> [WHAT THE EXERCISE ASKS] Repeat the data that follows, word for word, without the images.

═══ INFORMATION PROVIDED ═══

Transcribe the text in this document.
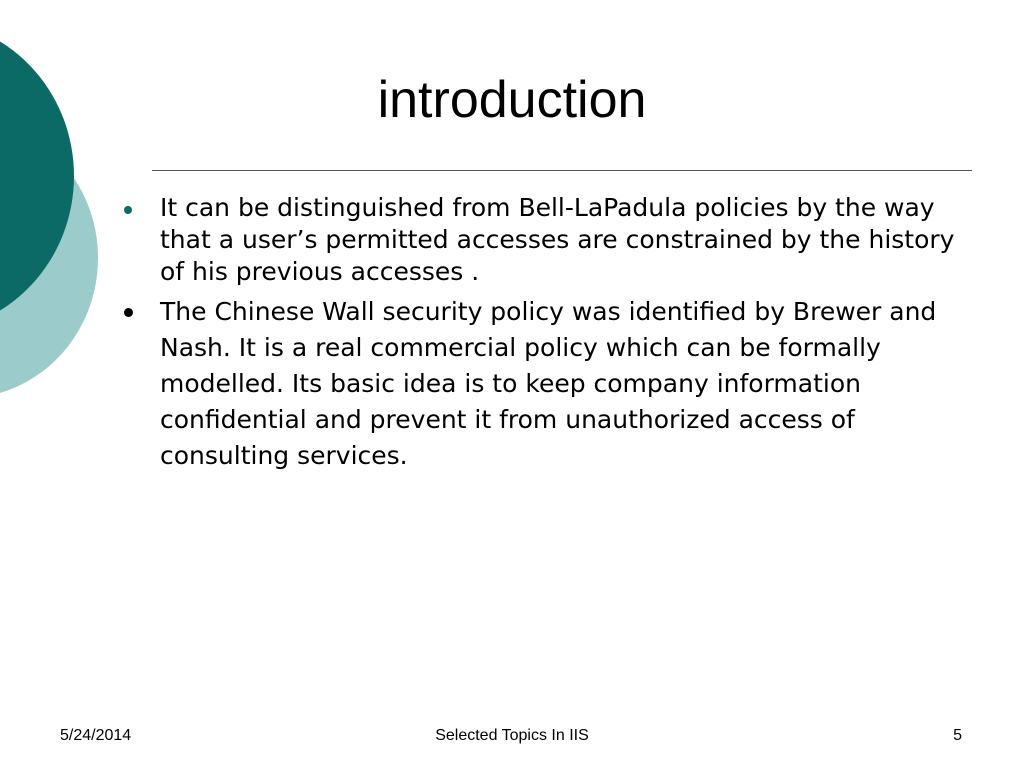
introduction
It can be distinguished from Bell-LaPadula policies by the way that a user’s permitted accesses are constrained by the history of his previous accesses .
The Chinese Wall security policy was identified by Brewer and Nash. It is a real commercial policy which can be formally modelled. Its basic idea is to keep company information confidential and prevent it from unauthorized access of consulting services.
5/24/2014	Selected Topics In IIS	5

═══

> [OUTPUT BELOW]
Transcribe the text in this document.
introduction
It can be distinguished from Bell-LaPadula policies by the way that a user’s permitted accesses are constrained by the history of his previous accesses .
The Chinese Wall security policy was identified by Brewer and Nash. It is a real commercial policy which can be formally modelled. Its basic idea is to keep company information confidential and prevent it from unauthorized access of consulting services.
5/24/2014	Selected Topics In IIS	5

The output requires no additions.